» Task statement
In the entries below, identify every line with the string "разучить" and copy it.

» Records
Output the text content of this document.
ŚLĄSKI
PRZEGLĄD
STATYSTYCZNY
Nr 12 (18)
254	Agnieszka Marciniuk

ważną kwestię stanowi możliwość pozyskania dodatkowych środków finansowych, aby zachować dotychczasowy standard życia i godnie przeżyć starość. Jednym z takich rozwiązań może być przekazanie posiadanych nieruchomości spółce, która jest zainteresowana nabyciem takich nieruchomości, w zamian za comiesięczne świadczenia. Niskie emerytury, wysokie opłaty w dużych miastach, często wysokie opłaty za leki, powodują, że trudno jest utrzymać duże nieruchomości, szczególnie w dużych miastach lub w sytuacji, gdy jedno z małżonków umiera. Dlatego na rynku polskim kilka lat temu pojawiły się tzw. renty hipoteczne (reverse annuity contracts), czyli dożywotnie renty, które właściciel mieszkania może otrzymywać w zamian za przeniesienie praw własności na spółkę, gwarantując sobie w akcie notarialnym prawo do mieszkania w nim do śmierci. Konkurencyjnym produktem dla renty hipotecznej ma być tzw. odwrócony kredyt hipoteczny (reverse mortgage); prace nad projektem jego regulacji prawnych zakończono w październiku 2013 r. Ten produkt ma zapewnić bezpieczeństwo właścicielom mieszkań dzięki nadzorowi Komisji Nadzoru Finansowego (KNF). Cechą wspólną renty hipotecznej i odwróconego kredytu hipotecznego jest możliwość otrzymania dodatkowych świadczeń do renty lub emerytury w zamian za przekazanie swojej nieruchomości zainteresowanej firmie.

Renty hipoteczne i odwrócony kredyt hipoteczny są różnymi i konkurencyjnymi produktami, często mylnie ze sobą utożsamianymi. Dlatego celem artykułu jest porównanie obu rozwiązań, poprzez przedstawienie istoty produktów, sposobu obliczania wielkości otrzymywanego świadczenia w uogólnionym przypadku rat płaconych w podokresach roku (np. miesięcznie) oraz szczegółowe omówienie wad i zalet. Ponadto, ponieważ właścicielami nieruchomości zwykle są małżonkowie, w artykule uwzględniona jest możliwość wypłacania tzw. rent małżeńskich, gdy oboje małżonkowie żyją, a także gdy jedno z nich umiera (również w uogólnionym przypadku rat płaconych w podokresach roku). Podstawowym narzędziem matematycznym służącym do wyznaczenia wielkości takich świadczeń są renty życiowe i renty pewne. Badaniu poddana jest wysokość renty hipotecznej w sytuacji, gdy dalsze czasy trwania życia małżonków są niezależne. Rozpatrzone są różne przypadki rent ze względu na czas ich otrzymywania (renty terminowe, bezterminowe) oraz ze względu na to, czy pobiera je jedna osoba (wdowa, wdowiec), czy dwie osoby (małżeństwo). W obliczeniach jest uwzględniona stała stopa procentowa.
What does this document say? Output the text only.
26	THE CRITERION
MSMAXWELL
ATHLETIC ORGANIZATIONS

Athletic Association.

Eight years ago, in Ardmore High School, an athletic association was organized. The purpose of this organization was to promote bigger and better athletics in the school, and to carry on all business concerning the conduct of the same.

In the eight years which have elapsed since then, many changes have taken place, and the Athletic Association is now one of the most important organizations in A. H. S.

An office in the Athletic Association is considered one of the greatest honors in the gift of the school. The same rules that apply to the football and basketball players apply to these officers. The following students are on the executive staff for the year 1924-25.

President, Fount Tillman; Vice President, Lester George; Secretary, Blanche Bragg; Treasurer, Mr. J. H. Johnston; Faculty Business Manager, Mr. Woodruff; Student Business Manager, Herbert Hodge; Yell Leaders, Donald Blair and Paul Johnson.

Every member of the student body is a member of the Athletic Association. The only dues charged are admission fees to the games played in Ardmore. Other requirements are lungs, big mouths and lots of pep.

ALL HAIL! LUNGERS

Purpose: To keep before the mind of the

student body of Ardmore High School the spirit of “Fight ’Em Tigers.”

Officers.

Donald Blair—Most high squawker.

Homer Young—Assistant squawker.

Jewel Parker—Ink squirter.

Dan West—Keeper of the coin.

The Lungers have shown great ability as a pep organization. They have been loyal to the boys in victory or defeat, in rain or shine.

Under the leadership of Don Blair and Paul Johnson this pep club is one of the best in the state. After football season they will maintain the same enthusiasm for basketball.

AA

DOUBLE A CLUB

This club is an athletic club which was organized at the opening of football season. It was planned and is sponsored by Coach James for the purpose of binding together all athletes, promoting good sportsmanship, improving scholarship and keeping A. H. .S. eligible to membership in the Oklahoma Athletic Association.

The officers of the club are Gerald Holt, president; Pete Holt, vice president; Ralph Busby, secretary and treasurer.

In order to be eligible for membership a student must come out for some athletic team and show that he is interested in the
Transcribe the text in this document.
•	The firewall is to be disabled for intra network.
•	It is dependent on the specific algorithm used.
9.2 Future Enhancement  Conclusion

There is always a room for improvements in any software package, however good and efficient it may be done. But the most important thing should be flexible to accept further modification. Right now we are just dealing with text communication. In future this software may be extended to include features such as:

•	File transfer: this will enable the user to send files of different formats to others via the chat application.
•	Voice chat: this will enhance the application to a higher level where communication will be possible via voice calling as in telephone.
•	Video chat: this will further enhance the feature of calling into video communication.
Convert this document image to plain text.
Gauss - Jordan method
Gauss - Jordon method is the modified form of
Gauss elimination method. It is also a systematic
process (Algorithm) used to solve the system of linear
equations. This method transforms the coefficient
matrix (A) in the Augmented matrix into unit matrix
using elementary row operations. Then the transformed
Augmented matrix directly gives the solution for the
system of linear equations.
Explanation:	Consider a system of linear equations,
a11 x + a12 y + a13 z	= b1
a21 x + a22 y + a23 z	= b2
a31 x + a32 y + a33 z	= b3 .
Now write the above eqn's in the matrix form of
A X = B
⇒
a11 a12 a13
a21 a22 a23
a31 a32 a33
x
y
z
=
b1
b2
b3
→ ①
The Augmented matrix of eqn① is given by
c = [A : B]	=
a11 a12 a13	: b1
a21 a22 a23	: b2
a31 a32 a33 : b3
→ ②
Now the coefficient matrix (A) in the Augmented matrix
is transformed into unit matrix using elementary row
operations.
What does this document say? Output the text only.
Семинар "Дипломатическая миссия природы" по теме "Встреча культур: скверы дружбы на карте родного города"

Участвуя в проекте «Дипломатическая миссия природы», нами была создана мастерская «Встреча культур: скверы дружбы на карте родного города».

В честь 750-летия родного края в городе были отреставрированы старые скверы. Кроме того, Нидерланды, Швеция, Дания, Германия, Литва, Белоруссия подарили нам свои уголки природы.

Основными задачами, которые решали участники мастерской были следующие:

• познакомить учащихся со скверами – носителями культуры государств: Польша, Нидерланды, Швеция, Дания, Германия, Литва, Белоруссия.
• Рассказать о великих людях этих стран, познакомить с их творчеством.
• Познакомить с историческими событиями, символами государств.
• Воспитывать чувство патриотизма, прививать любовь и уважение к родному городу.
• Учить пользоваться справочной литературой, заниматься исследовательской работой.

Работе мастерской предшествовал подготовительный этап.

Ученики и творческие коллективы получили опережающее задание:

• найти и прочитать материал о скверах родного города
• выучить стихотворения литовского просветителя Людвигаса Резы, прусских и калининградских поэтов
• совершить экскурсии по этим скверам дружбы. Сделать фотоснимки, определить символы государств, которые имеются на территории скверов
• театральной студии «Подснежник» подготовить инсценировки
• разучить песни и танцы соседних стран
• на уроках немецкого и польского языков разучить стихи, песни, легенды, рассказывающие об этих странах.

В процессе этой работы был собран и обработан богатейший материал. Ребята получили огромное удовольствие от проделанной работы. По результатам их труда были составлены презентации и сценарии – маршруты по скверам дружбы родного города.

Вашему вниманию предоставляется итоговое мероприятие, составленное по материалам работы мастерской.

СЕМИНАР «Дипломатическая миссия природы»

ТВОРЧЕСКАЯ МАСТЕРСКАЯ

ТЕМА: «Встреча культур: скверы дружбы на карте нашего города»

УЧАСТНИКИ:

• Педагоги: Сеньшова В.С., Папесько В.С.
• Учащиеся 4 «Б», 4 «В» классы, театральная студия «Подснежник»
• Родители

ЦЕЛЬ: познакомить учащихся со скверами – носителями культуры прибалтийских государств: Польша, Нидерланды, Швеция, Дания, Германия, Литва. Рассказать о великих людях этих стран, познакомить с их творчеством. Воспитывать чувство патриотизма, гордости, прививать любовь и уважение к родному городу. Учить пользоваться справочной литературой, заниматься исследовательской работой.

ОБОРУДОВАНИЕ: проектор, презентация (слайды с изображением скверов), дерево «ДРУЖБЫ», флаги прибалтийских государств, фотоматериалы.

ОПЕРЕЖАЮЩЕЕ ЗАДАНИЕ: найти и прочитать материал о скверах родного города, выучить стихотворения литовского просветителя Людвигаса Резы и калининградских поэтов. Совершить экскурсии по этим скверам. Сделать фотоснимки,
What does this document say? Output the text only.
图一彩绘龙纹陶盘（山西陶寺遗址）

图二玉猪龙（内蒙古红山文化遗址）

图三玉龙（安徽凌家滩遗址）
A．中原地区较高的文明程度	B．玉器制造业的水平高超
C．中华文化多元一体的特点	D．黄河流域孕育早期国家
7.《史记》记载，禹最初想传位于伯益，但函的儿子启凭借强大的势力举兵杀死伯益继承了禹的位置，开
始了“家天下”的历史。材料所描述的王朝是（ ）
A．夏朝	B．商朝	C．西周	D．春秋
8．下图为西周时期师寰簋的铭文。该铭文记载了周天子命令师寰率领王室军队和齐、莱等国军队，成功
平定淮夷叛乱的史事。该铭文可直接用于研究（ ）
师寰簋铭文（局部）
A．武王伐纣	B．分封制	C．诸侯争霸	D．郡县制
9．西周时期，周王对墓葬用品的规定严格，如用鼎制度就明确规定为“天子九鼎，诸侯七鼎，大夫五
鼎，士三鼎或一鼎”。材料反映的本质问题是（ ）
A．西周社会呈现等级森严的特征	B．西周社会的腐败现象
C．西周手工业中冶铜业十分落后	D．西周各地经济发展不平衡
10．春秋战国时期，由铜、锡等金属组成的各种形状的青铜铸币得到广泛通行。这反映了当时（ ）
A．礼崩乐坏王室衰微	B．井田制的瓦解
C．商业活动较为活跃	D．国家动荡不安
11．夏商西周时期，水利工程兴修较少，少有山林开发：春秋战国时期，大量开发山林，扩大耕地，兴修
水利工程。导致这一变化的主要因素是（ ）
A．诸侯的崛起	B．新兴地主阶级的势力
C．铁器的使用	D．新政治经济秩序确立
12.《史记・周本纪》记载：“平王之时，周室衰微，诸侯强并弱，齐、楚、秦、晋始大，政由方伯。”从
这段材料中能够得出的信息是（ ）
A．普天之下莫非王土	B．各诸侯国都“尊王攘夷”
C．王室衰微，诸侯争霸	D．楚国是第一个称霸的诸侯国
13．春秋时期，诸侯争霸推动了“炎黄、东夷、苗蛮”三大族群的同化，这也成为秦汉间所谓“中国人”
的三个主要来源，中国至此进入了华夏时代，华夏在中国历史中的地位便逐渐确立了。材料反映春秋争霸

» Output of the task
• разучить песни и танцы соседних стран
• на уроках немецкого и польского языков разучить стихи, песни, легенды, рассказывающие об этих странах.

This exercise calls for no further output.